**Data records**

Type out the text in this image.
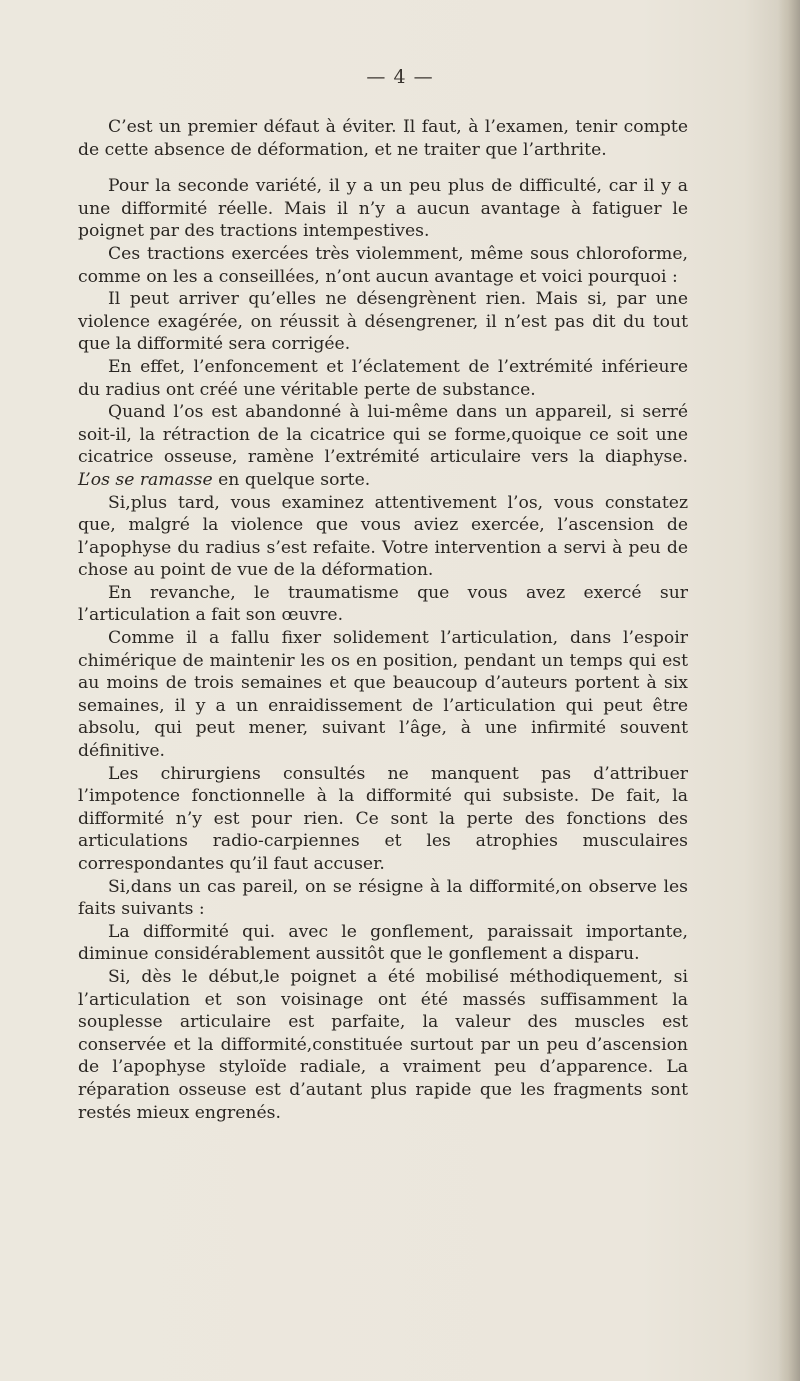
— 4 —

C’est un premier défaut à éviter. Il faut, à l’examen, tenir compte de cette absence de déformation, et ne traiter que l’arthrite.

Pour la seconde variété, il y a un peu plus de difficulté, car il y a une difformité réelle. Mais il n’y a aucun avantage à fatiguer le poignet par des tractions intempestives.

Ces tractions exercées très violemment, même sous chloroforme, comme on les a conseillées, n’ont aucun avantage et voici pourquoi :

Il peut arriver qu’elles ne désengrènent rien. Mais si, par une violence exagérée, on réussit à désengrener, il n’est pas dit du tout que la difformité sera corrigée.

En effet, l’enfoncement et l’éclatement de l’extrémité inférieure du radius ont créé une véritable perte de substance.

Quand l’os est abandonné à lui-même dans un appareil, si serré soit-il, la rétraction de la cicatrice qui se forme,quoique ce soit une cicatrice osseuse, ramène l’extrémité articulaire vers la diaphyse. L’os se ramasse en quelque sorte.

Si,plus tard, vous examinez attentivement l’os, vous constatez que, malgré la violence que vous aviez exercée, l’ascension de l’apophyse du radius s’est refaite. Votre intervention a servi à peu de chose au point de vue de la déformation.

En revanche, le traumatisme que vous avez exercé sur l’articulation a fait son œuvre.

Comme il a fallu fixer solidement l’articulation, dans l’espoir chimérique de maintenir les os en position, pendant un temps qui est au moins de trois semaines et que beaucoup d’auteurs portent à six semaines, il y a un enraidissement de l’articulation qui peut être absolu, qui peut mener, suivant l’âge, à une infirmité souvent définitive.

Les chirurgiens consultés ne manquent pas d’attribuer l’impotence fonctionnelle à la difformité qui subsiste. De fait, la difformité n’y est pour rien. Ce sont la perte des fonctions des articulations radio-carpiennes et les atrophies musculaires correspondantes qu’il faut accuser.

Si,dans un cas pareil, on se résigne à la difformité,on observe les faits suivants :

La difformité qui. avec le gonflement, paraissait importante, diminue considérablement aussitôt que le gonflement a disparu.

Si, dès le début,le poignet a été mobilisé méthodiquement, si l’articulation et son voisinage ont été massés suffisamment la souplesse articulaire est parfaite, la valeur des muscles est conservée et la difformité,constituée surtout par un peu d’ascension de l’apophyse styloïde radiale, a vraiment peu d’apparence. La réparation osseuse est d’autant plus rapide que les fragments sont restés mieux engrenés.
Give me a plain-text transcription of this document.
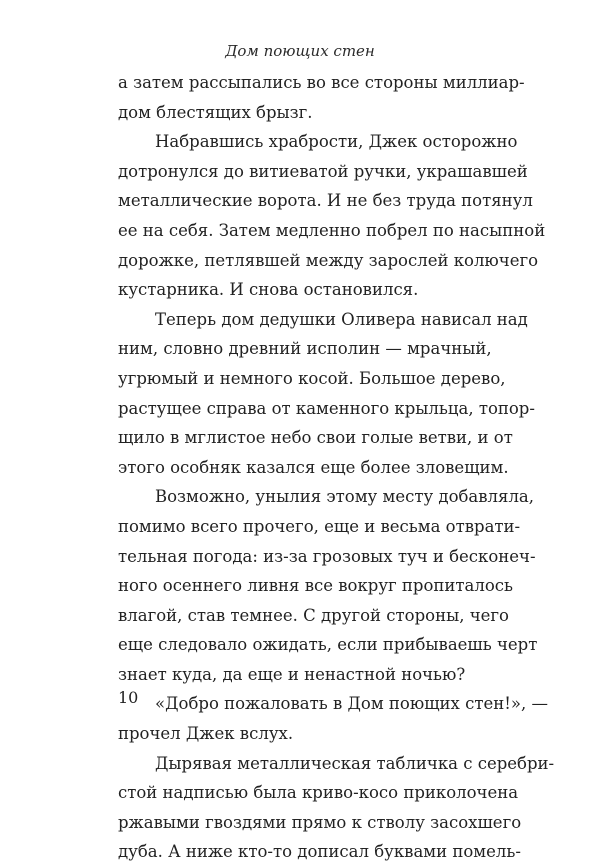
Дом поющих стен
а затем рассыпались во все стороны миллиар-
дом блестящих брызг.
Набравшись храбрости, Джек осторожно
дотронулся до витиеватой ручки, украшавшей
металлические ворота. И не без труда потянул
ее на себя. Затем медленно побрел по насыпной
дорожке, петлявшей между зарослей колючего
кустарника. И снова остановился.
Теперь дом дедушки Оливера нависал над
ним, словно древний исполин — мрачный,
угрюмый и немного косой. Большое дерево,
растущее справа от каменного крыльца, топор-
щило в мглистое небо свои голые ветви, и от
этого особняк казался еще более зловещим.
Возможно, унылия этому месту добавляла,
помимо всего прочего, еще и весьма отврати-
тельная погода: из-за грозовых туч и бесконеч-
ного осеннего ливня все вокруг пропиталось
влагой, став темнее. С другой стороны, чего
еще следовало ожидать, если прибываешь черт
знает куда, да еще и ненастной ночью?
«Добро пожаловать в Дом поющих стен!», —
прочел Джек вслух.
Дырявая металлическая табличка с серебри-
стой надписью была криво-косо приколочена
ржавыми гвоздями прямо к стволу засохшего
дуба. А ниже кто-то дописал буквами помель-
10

**The exercise**
All of the entries above should be duplicated exactly, except for the pictures.

**The reply**
Type out the text in this image.
— 4 —

C’est un premier défaut à éviter. Il faut, à l’examen, tenir compte de cette absence de déformation, et ne traiter que l’arthrite.

Pour la seconde variété, il y a un peu plus de difficulté, car il y a une difformité réelle. Mais il n’y a aucun avantage à fatiguer le poignet par des tractions intempestives.

Ces tractions exercées très violemment, même sous chloroforme, comme on les a conseillées, n’ont aucun avantage et voici pourquoi :

Il peut arriver qu’elles ne désengrènent rien. Mais si, par une violence exagérée, on réussit à désengrener, il n’est pas dit du tout que la difformité sera corrigée.

En effet, l’enfoncement et l’éclatement de l’extrémité inférieure du radius ont créé une véritable perte de substance.

Quand l’os est abandonné à lui-même dans un appareil, si serré soit-il, la rétraction de la cicatrice qui se forme,quoique ce soit une cicatrice osseuse, ramène l’extrémité articulaire vers la diaphyse. L’os se ramasse en quelque sorte.

Si,plus tard, vous examinez attentivement l’os, vous constatez que, malgré la violence que vous aviez exercée, l’ascension de l’apophyse du radius s’est refaite. Votre intervention a servi à peu de chose au point de vue de la déformation.

En revanche, le traumatisme que vous avez exercé sur l’articulation a fait son œuvre.

Comme il a fallu fixer solidement l’articulation, dans l’espoir chimérique de maintenir les os en position, pendant un temps qui est au moins de trois semaines et que beaucoup d’auteurs portent à six semaines, il y a un enraidissement de l’articulation qui peut être absolu, qui peut mener, suivant l’âge, à une infirmité souvent définitive.

Les chirurgiens consultés ne manquent pas d’attribuer l’impotence fonctionnelle à la difformité qui subsiste. De fait, la difformité n’y est pour rien. Ce sont la perte des fonctions des articulations radio-carpiennes et les atrophies musculaires correspondantes qu’il faut accuser.

Si,dans un cas pareil, on se résigne à la difformité,on observe les faits suivants :

La difformité qui. avec le gonflement, paraissait importante, diminue considérablement aussitôt que le gonflement a disparu.

Si, dès le début,le poignet a été mobilisé méthodiquement, si l’articulation et son voisinage ont été massés suffisamment la souplesse articulaire est parfaite, la valeur des muscles est conservée et la difformité,constituée surtout par un peu d’ascension de l’apophyse styloïde radiale, a vraiment peu d’apparence. La réparation osseuse est d’autant plus rapide que les fragments sont restés mieux engrenés.
Give me a plain-text transcription of this document.
Дом поющих стен
а затем рассыпались во все стороны миллиар-
дом блестящих брызг.
Набравшись храбрости, Джек осторожно
дотронулся до витиеватой ручки, украшавшей
металлические ворота. И не без труда потянул
ее на себя. Затем медленно побрел по насыпной
дорожке, петлявшей между зарослей колючего
кустарника. И снова остановился.
Теперь дом дедушки Оливера нависал над
ним, словно древний исполин — мрачный,
угрюмый и немного косой. Большое дерево,
растущее справа от каменного крыльца, топор-
щило в мглистое небо свои голые ветви, и от
этого особняк казался еще более зловещим.
Возможно, унылия этому месту добавляла,
помимо всего прочего, еще и весьма отврати-
тельная погода: из-за грозовых туч и бесконеч-
ного осеннего ливня все вокруг пропиталось
влагой, став темнее. С другой стороны, чего
еще следовало ожидать, если прибываешь черт
знает куда, да еще и ненастной ночью?
«Добро пожаловать в Дом поющих стен!», —
прочел Джек вслух.
Дырявая металлическая табличка с серебри-
стой надписью была криво-косо приколочена
ржавыми гвоздями прямо к стволу засохшего
дуба. А ниже кто-то дописал буквами помель-
10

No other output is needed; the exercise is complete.